Data listing
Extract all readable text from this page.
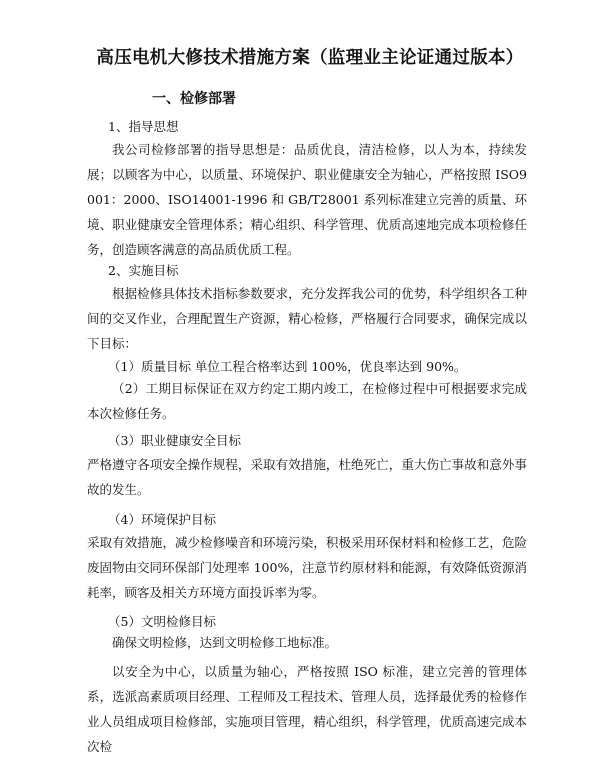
高压电机大修技术措施方案（监理业主论证通过版本）
一、检修部署
1、指导思想
我公司检修部署的指导思想是：品质优良，清洁检修，以人为本，持续发展；以顾客为中心，以质量、环境保护、职业健康安全为轴心，严格按照 ISO9001：2000、ISO14001-1996 和 GB/T28001 系列标准建立完善的质量、环境、职业健康安全管理体系；精心组织、科学管理、优质高速地完成本项检修任务，创造顾客满意的高品质优质工程。
2、实施目标
根据检修具体技术指标参数要求，充分发挥我公司的优势，科学组织各工种间的交叉作业，合理配置生产资源，精心检修，严格履行合同要求，确保完成以下目标：
（1）质量目标 单位工程合格率达到 100%，优良率达到 90%。
（2）工期目标保证在双方约定工期内竣工，在检修过程中可根据要求完成本次检修任务。
（3）职业健康安全目标
严格遵守各项安全操作规程，采取有效措施，杜绝死亡，重大伤亡事故和意外事故的发生。
（4）环境保护目标
采取有效措施，减少检修噪音和环境污染，积极采用环保材料和检修工艺，危险废固物由交同环保部门处理率 100%，注意节约原材料和能源，有效降低资源消耗率，顾客及相关方环境方面投诉率为零。
（5）文明检修目标
确保文明检修，达到文明检修工地标准。
以安全为中心，以质量为轴心，严格按照 ISO 标准，建立完善的管理体系，选派高素质项目经理、工程师及工程技术、管理人员，选择最优秀的检修作业人员组成项目检修部，实施项目管理，精心组织，科学管理，优质高速完成本次检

* [Set exercise]
Replicate the material above verbatim; images stay out of the copy.

* [Complete answer]
Extract all readable text from this page.
高压电机大修技术措施方案（监理业主论证通过版本）
一、检修部署
1、指导思想
我公司检修部署的指导思想是：品质优良，清洁检修，以人为本，持续发展；以顾客为中心，以质量、环境保护、职业健康安全为轴心，严格按照 ISO9001：2000、ISO14001-1996 和 GB/T28001 系列标准建立完善的质量、环境、职业健康安全管理体系；精心组织、科学管理、优质高速地完成本项检修任务，创造顾客满意的高品质优质工程。
2、实施目标
根据检修具体技术指标参数要求，充分发挥我公司的优势，科学组织各工种间的交叉作业，合理配置生产资源，精心检修，严格履行合同要求，确保完成以下目标：
（1）质量目标 单位工程合格率达到 100%，优良率达到 90%。
（2）工期目标保证在双方约定工期内竣工，在检修过程中可根据要求完成本次检修任务。
（3）职业健康安全目标
严格遵守各项安全操作规程，采取有效措施，杜绝死亡，重大伤亡事故和意外事故的发生。
（4）环境保护目标
采取有效措施，减少检修噪音和环境污染，积极采用环保材料和检修工艺，危险废固物由交同环保部门处理率 100%，注意节约原材料和能源，有效降低资源消耗率，顾客及相关方环境方面投诉率为零。
（5）文明检修目标
确保文明检修，达到文明检修工地标准。
以安全为中心，以质量为轴心，严格按照 ISO 标准，建立完善的管理体系，选派高素质项目经理、工程师及工程技术、管理人员，选择最优秀的检修作业人员组成项目检修部，实施项目管理，精心组织，科学管理，优质高速完成本次检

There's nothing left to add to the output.